# START OF DATA SECTION
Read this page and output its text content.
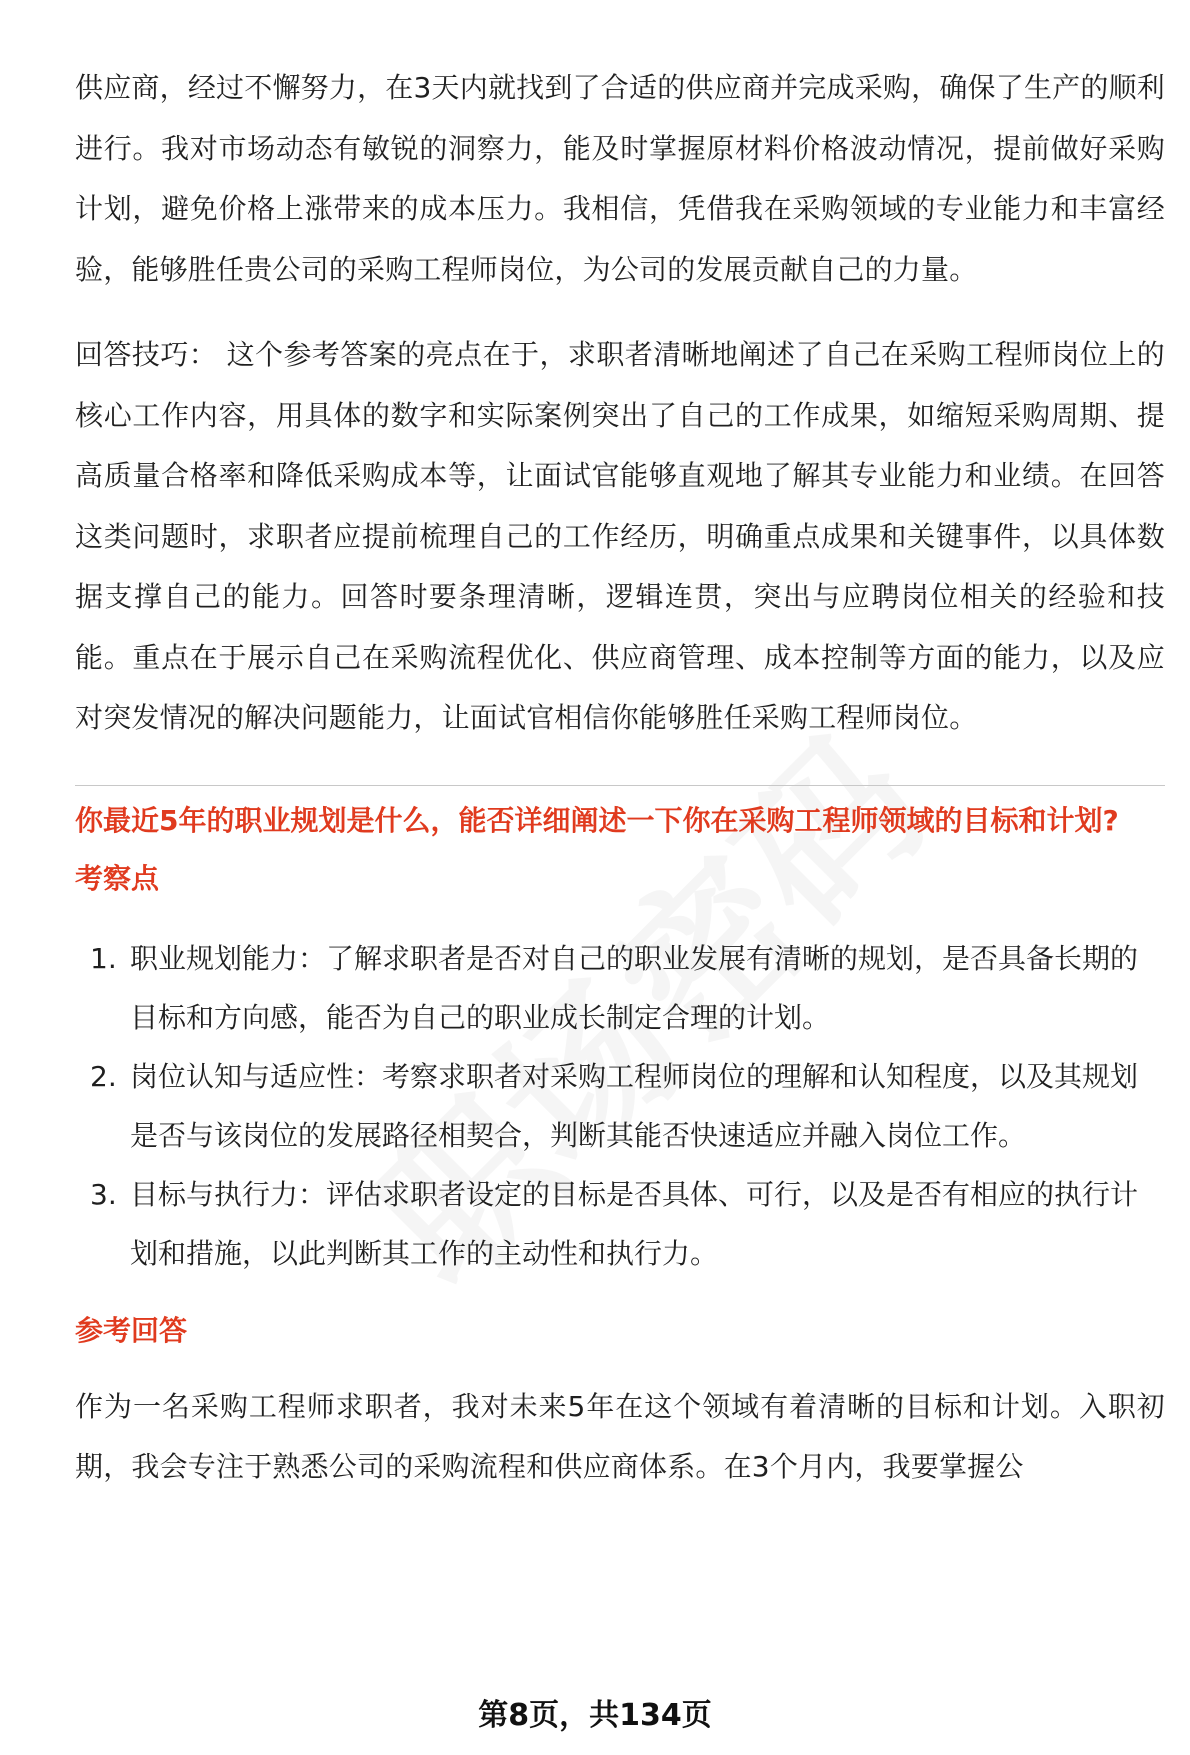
供应商，经过不懈努力，在3天内就找到了合适的供应商并完成采购，确保了生产的顺利进行。我对市场动态有敏锐的洞察力，能及时掌握原材料价格波动情况，提前做好采购计划，避免价格上涨带来的成本压力。我相信，凭借我在采购领域的专业能力和丰富经验，能够胜任贵公司的采购工程师岗位，为公司的发展贡献自己的力量。

回答技巧： 这个参考答案的亮点在于，求职者清晰地阐述了自己在采购工程师岗位上的核心工作内容，用具体的数字和实际案例突出了自己的工作成果，如缩短采购周期、提高质量合格率和降低采购成本等，让面试官能够直观地了解其专业能力和业绩。在回答这类问题时，求职者应提前梳理自己的工作经历，明确重点成果和关键事件，以具体数据支撑自己的能力。回答时要条理清晰，逻辑连贯，突出与应聘岗位相关的经验和技能。重点在于展示自己在采购流程优化、供应商管理、成本控制等方面的能力，以及应对突发情况的解决问题能力，让面试官相信你能够胜任采购工程师岗位。

你最近5年的职业规划是什么，能否详细阐述一下你在采购工程师领域的目标和计划?

考察点
1. 职业规划能力：了解求职者是否对自己的职业发展有清晰的规划，是否具备长期的目标和方向感，能否为自己的职业成长制定合理的计划。
2. 岗位认知与适应性：考察求职者对采购工程师岗位的理解和认知程度，以及其规划是否与该岗位的发展路径相契合，判断其能否快速适应并融入岗位工作。
3. 目标与执行力：评估求职者设定的目标是否具体、可行，以及是否有相应的执行计划和措施，以此判断其工作的主动性和执行力。
参考回答

作为一名采购工程师求职者，我对未来5年在这个领域有着清晰的目标和计划。入职初期，我会专注于熟悉公司的采购流程和供应商体系。在3个月内，我要掌握公

第8页，共134页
# END OF DATA SECTION
-- REQUIREMENTS --
Omit each picture, then return all of the listing exactly as it stands.

-- RESULT FOR THIS TASK --
Read this page and output its text content.
供应商，经过不懈努力，在3天内就找到了合适的供应商并完成采购，确保了生产的顺利进行。我对市场动态有敏锐的洞察力，能及时掌握原材料价格波动情况，提前做好采购计划，避免价格上涨带来的成本压力。我相信，凭借我在采购领域的专业能力和丰富经验，能够胜任贵公司的采购工程师岗位，为公司的发展贡献自己的力量。

回答技巧： 这个参考答案的亮点在于，求职者清晰地阐述了自己在采购工程师岗位上的核心工作内容，用具体的数字和实际案例突出了自己的工作成果，如缩短采购周期、提高质量合格率和降低采购成本等，让面试官能够直观地了解其专业能力和业绩。在回答这类问题时，求职者应提前梳理自己的工作经历，明确重点成果和关键事件，以具体数据支撑自己的能力。回答时要条理清晰，逻辑连贯，突出与应聘岗位相关的经验和技能。重点在于展示自己在采购流程优化、供应商管理、成本控制等方面的能力，以及应对突发情况的解决问题能力，让面试官相信你能够胜任采购工程师岗位。

你最近5年的职业规划是什么，能否详细阐述一下你在采购工程师领域的目标和计划?

考察点
1. 职业规划能力：了解求职者是否对自己的职业发展有清晰的规划，是否具备长期的目标和方向感，能否为自己的职业成长制定合理的计划。
2. 岗位认知与适应性：考察求职者对采购工程师岗位的理解和认知程度，以及其规划是否与该岗位的发展路径相契合，判断其能否快速适应并融入岗位工作。
3. 目标与执行力：评估求职者设定的目标是否具体、可行，以及是否有相应的执行计划和措施，以此判断其工作的主动性和执行力。
参考回答

作为一名采购工程师求职者，我对未来5年在这个领域有着清晰的目标和计划。入职初期，我会专注于熟悉公司的采购流程和供应商体系。在3个月内，我要掌握公

第8页，共134页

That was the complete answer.